▶ [Data records]
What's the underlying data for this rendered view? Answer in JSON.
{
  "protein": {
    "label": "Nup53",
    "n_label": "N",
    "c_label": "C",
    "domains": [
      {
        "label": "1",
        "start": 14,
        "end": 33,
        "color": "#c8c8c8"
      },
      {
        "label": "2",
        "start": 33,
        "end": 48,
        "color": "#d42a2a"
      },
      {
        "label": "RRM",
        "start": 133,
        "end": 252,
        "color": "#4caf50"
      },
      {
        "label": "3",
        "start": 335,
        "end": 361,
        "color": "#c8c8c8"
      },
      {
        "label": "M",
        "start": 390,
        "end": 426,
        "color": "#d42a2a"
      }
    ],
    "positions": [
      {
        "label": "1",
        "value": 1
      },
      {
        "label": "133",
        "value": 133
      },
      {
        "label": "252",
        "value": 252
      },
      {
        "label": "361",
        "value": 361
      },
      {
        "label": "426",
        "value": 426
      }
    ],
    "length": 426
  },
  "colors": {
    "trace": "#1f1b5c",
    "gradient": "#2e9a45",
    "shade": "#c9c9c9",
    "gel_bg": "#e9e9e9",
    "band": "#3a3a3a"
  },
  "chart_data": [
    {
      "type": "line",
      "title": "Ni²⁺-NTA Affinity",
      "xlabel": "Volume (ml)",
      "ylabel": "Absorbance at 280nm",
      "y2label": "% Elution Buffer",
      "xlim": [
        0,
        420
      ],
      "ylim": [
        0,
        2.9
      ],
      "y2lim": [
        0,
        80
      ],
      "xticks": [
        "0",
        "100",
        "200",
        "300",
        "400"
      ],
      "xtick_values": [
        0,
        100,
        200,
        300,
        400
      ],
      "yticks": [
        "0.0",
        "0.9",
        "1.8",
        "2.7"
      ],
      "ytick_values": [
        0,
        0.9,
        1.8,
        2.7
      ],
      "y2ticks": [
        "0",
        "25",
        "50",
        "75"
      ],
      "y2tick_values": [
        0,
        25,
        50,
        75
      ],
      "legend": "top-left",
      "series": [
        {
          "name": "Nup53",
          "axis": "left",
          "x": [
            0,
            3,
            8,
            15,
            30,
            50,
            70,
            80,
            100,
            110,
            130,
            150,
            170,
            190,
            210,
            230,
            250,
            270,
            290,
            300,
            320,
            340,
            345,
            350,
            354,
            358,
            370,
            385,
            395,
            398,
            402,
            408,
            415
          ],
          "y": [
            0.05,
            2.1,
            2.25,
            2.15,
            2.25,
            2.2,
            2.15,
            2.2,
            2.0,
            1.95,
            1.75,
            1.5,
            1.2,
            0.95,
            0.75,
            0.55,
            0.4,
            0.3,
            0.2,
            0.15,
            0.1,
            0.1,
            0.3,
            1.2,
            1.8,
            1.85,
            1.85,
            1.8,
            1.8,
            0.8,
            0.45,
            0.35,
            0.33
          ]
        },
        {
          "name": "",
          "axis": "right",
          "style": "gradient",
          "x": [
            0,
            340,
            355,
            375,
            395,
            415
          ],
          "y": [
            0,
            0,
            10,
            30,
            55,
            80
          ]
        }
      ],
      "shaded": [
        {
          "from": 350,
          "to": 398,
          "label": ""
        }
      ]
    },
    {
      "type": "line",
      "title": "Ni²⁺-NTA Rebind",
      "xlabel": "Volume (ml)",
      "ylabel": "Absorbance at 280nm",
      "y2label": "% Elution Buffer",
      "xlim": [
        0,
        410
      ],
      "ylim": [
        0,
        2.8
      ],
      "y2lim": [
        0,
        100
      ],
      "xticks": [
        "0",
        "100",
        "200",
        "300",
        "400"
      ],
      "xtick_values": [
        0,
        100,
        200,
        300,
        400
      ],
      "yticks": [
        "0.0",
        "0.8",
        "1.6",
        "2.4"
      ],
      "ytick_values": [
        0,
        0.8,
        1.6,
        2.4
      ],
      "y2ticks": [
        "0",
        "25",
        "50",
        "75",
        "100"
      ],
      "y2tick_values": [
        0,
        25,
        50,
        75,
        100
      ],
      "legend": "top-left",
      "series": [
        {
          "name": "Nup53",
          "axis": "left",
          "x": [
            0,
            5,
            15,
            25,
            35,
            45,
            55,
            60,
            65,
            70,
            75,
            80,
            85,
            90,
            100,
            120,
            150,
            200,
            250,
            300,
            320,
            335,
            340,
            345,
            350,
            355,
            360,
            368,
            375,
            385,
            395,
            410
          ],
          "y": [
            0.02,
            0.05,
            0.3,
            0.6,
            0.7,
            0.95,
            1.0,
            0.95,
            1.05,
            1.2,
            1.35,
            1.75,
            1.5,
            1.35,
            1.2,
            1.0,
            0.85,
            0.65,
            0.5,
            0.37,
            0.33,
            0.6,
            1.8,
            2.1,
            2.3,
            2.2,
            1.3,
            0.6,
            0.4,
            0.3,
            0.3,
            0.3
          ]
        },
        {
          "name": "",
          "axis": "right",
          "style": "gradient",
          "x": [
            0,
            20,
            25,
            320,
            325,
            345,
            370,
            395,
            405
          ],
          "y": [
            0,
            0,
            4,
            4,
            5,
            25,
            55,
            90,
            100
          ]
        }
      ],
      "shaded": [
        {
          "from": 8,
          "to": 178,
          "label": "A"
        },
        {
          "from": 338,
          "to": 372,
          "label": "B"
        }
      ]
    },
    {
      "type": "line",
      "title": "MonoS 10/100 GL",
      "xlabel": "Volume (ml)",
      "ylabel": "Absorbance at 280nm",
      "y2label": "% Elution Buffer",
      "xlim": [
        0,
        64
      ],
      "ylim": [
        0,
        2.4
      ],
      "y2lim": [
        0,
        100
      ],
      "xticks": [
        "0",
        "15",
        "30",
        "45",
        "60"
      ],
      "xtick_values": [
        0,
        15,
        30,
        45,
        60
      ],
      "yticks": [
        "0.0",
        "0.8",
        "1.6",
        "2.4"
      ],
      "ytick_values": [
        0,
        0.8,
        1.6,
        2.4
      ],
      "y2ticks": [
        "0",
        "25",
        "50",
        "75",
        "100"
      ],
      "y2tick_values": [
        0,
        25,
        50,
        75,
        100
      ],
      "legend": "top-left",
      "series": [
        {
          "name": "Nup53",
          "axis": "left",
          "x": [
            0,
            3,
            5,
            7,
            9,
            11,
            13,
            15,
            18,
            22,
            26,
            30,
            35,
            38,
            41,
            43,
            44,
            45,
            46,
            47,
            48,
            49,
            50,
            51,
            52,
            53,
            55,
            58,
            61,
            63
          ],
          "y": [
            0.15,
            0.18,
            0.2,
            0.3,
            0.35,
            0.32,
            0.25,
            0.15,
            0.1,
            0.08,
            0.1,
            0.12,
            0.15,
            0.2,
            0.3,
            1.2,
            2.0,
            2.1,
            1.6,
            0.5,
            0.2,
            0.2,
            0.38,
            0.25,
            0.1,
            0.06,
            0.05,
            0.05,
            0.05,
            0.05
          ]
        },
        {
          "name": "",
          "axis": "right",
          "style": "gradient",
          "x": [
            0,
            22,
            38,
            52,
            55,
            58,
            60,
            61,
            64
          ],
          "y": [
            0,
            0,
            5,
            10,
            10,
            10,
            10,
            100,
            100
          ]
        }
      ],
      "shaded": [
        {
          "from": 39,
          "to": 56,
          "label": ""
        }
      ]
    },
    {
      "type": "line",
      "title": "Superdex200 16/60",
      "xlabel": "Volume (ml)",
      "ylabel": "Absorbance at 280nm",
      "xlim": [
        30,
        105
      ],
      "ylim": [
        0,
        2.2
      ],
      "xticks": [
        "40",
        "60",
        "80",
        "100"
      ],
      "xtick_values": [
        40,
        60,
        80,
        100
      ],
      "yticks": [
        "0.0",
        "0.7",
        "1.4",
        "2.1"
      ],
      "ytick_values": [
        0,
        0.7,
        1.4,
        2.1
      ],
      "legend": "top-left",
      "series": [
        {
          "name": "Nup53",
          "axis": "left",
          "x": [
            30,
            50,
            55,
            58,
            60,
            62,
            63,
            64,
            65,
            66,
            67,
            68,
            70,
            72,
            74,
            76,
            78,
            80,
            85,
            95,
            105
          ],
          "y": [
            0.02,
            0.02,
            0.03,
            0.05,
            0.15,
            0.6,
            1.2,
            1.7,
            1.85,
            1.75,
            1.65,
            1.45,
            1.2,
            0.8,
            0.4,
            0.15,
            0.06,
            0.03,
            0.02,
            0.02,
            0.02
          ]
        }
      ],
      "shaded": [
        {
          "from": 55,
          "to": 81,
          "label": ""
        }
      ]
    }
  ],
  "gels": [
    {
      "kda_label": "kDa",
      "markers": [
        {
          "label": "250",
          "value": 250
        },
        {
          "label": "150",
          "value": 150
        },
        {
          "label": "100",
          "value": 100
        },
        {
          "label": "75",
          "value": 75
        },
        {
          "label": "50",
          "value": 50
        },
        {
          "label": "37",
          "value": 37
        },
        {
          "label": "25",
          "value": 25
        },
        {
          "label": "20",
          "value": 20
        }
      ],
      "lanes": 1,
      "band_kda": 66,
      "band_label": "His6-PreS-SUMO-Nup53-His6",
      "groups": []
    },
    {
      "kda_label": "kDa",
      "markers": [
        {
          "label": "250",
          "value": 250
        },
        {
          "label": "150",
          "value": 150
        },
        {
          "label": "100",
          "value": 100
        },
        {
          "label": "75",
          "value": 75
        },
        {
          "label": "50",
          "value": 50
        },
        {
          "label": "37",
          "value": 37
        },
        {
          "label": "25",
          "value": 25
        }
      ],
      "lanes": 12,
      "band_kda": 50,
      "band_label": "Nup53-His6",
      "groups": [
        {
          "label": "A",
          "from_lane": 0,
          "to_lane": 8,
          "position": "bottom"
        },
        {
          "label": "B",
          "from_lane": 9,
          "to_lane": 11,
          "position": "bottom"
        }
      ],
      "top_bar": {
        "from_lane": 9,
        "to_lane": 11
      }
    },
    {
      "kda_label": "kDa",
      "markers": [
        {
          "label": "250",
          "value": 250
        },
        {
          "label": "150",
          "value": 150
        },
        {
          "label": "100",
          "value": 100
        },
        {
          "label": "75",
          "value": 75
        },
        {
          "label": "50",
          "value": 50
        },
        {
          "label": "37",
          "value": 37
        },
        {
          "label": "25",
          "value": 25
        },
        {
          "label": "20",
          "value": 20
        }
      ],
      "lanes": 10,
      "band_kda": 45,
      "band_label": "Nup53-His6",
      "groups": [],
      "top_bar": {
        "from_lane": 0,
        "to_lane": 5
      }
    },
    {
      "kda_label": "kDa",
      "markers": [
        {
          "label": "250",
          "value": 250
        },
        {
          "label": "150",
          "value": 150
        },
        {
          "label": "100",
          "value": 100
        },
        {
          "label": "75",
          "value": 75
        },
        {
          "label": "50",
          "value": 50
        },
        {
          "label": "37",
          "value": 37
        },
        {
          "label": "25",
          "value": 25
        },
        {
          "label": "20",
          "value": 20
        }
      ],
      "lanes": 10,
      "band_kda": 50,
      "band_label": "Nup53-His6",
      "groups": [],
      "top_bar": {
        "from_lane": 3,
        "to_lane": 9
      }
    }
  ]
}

▶ [Aim of the exercise] Scan the lines above for "start", then copy every one that has it.

▶ [Solution to this exercise]
        "start": 14,
        "start": 33,
        "start": 133,
        "start": 335,
        "start": 390,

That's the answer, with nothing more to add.